* Begin Records to use *
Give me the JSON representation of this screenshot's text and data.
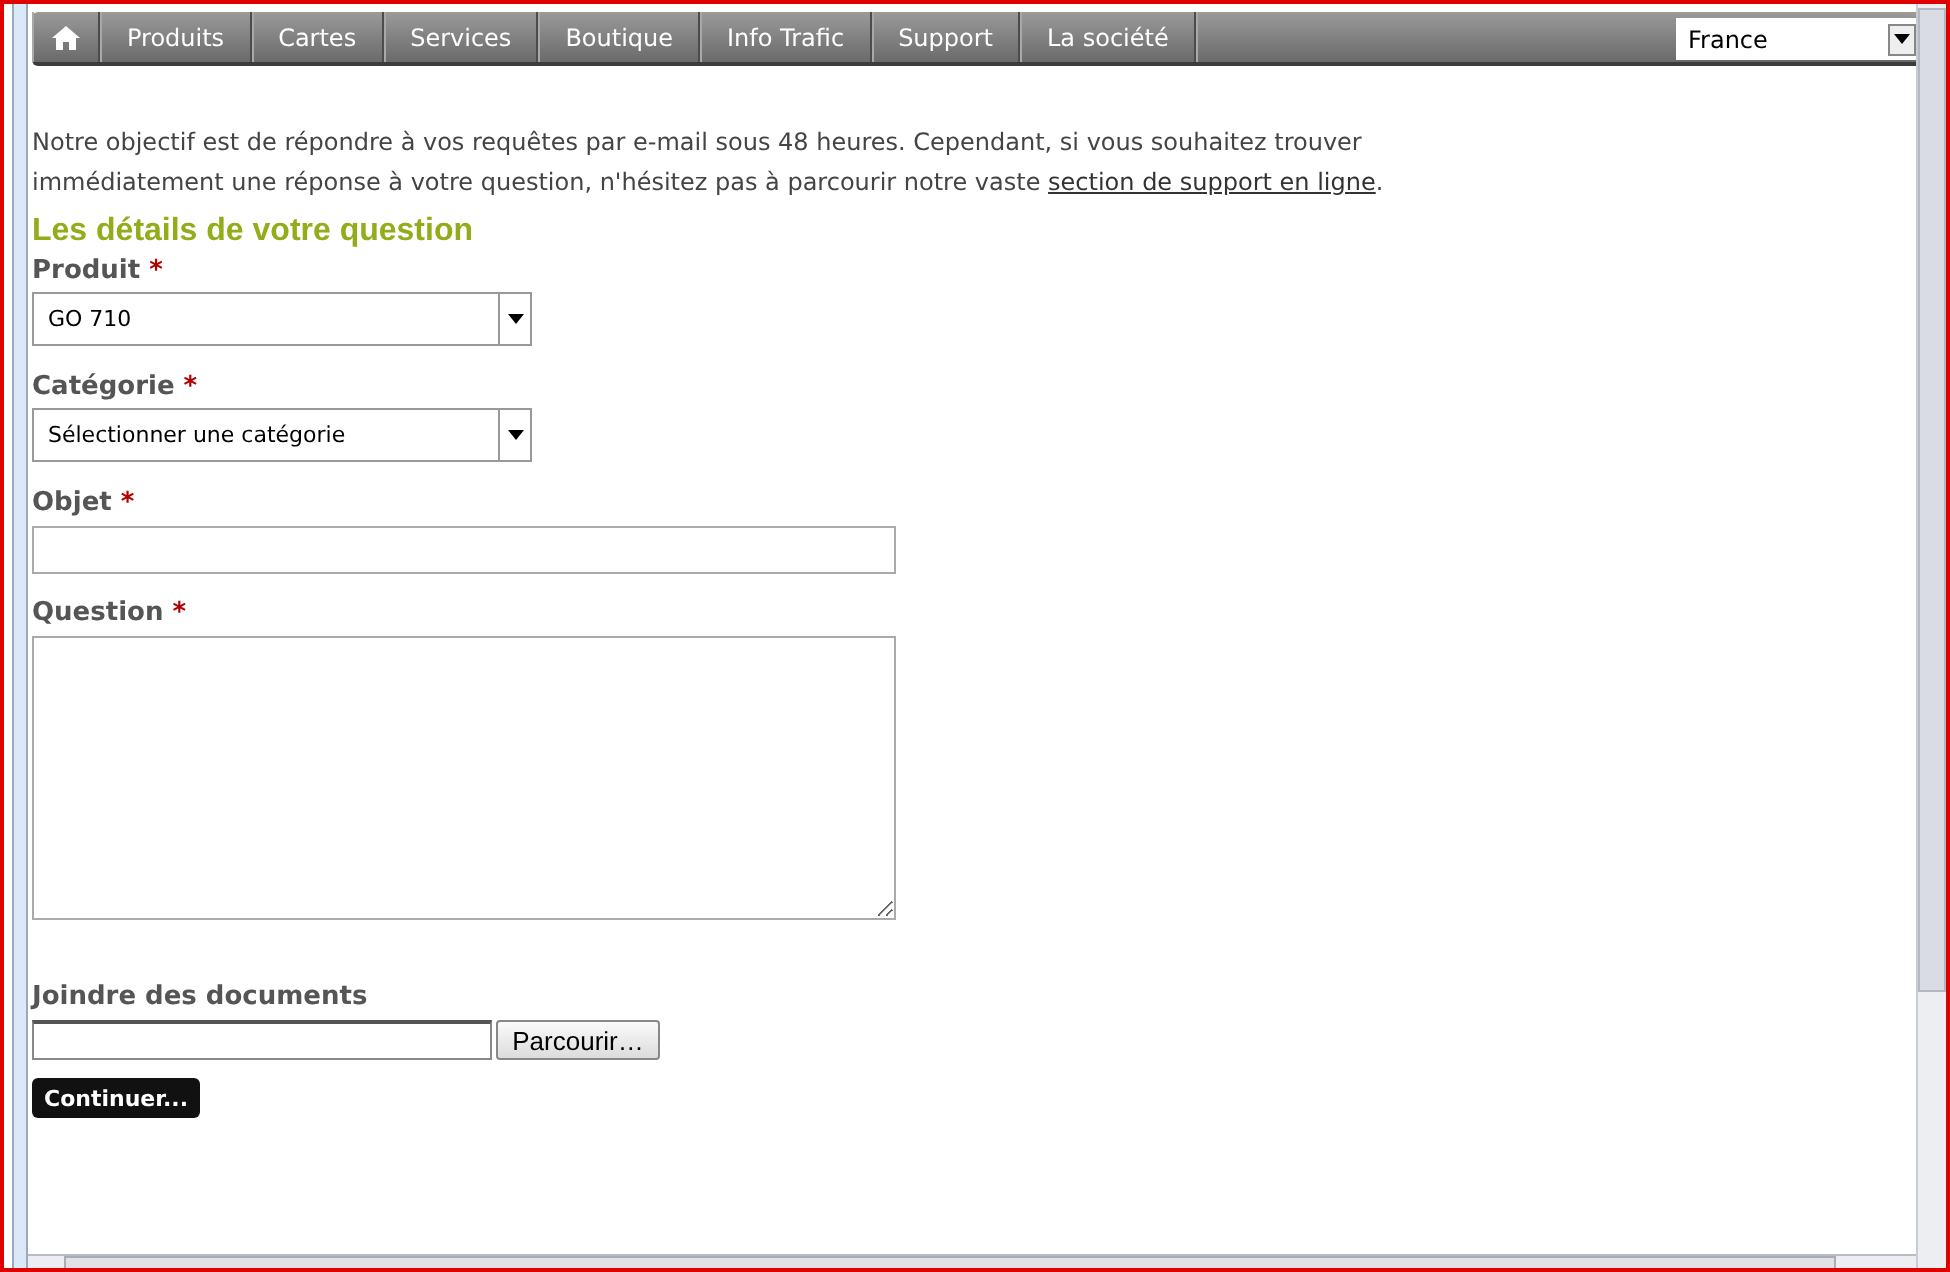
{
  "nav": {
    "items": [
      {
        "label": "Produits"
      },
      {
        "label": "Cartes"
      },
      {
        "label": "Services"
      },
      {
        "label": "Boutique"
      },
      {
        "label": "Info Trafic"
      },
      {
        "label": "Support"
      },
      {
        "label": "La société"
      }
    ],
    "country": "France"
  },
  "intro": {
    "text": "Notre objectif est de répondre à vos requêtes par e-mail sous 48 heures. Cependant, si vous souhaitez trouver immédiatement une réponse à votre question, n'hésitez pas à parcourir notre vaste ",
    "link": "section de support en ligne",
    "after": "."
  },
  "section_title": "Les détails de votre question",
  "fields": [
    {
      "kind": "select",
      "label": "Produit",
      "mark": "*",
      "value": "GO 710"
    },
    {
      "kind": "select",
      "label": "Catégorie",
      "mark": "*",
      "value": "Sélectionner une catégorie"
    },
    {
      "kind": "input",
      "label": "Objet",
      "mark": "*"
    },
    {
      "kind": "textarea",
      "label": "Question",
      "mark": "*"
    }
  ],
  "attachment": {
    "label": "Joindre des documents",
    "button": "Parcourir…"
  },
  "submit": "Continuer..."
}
* End Records to use *
**Given exercise**
Copy every line from the records above that contains the word "votre".

**Solution**
    "text": "Notre objectif est de répondre à vos requêtes par e-mail sous 48 heures. Cependant, si vous souhaitez trouver immédiatement une réponse à votre question, n'hésitez pas à parcourir notre vaste ",
  "section_title": "Les détails de votre question",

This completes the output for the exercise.